= Assignment 1 =
Translate this sentence from the guide on saying sausage in Spanish into French: "Salchicha is the go-to term for a generic, fresh, or hot-dog-style sausage."
= Assignment 2 =
In the guide on saying sausage in Spanish, why should a learner avoid an English 'tz' sound when pronouncing chorizo? Answer in one to three sentences.

Spanish vocabulary · Beginner
How to Say Sausage in Spanish: Salchicha, Chorizo & More
Salchicha · noun · sahl-CHEE-chah
Spanish offers several words for 'sausage,' each pointing to a different type. Salchicha is the go-to term for a generic, fresh, or hot-dog-style sausage. Chorizo denotes the famous cured pork sausage seasoned with paprika, a staple in Spanish and Mexican cooking (though the two versions differ greatly). Embutido is a broader umbrella term for any cured or stuffed meat product, and longaniza refers to a long, thin sausage popular in many Latin American countries and parts of Spain.
Salchicha is pronounced sahl-CHEE-chah. Stress falls on the second syllable. The 'ch' is like English 'ch' in 'church.' Chorizo is pronounced choh-REE-soh in most dialects, with the stress on the second syllable. Be careful not to add an English 'tz' sound — it is a clean 's' or 'th' depending on dialect.

= Information given =

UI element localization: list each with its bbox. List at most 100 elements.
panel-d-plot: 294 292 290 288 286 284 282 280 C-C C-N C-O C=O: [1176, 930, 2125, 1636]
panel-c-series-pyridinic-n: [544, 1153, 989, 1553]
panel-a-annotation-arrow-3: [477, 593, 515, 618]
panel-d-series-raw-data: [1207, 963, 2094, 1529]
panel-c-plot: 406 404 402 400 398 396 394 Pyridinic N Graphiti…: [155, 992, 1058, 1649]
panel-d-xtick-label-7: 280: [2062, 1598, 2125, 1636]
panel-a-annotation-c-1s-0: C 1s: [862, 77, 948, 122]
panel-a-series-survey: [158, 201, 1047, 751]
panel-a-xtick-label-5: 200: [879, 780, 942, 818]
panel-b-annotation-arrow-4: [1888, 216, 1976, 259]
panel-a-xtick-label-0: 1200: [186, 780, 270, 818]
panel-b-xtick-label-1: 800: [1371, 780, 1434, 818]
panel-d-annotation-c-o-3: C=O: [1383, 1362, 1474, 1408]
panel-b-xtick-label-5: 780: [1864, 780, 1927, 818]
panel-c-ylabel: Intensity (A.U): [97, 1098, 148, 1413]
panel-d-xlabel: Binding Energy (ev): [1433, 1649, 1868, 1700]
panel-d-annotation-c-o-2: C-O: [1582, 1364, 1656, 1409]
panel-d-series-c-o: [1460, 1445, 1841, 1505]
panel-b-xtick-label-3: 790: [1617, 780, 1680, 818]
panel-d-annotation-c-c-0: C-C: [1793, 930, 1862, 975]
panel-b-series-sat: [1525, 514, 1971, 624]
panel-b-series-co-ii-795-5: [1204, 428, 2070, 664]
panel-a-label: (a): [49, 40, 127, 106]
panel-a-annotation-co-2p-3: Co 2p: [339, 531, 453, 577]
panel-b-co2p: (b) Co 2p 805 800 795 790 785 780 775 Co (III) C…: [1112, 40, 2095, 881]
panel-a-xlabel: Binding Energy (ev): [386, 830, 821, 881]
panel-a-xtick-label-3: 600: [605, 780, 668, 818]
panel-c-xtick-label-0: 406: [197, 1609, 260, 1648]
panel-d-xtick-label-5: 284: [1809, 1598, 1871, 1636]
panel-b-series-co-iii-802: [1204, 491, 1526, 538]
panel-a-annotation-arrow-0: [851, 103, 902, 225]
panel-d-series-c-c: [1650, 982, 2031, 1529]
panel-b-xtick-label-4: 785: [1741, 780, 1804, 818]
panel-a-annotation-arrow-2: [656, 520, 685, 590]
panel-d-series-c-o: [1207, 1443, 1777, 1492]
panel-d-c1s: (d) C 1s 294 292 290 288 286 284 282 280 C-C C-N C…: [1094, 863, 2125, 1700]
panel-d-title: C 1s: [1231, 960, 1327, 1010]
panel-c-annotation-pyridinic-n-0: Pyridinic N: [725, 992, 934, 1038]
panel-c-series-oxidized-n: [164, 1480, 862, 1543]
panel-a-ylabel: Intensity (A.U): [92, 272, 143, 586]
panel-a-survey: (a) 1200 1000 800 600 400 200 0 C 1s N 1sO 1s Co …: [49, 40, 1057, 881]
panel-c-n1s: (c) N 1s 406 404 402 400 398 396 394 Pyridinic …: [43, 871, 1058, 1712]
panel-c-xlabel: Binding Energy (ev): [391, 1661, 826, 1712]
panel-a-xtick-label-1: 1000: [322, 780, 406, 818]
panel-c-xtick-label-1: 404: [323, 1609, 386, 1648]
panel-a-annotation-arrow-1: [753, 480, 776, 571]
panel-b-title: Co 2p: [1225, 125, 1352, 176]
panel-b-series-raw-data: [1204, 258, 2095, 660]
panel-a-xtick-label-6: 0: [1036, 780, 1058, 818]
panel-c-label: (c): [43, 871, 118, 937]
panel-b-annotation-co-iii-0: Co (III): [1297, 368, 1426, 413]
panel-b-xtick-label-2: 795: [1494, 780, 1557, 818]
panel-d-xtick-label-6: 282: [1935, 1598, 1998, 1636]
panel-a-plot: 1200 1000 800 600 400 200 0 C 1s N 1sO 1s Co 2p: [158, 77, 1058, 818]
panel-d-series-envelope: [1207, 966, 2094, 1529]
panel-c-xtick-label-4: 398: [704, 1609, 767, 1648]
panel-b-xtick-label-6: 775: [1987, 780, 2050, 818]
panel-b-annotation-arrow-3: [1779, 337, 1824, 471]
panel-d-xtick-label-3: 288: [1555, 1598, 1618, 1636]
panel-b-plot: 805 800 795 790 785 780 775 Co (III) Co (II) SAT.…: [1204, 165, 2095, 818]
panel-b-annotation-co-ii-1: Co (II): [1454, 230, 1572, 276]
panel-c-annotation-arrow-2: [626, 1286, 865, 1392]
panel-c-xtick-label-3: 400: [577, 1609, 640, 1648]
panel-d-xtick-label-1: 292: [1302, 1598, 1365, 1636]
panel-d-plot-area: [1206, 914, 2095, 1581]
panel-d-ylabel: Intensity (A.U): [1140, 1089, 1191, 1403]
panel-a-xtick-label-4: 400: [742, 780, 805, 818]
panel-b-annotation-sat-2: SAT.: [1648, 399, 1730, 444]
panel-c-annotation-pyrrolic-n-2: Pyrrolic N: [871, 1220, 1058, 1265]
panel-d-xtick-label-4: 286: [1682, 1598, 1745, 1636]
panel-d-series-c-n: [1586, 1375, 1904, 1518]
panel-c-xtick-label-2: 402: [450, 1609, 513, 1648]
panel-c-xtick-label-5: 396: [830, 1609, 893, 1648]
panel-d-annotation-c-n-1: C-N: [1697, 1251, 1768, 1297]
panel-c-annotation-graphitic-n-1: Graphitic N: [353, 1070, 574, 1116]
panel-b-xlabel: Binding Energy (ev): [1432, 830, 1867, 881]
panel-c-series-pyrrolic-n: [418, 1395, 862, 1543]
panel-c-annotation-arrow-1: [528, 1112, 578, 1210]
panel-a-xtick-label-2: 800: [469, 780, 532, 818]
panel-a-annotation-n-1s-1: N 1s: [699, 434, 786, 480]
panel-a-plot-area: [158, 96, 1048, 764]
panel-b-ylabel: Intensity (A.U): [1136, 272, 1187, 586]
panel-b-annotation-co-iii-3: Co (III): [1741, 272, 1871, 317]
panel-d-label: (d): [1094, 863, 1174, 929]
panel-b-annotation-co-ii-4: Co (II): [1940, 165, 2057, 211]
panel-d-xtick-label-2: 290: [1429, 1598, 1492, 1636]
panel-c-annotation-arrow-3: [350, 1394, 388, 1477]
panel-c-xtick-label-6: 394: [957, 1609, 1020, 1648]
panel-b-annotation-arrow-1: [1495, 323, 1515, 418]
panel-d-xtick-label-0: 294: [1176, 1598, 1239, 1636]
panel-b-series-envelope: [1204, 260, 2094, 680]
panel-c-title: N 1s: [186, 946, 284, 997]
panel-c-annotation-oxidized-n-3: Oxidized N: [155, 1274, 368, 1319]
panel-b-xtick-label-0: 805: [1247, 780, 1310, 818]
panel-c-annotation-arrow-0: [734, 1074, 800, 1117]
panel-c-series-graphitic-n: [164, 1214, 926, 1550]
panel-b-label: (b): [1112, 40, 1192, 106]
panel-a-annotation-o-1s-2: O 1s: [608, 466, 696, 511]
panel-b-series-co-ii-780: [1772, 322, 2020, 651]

= Written solution 1 =
Salchicha est le terme courant pour désigner une saucisse générique, fraîche ou de type hot-dog.

= Written solution 2 =
The sound in chorizo is a clean 's' or 'th', depending on the dialect. An English 'tz' sound would therefore be wrong.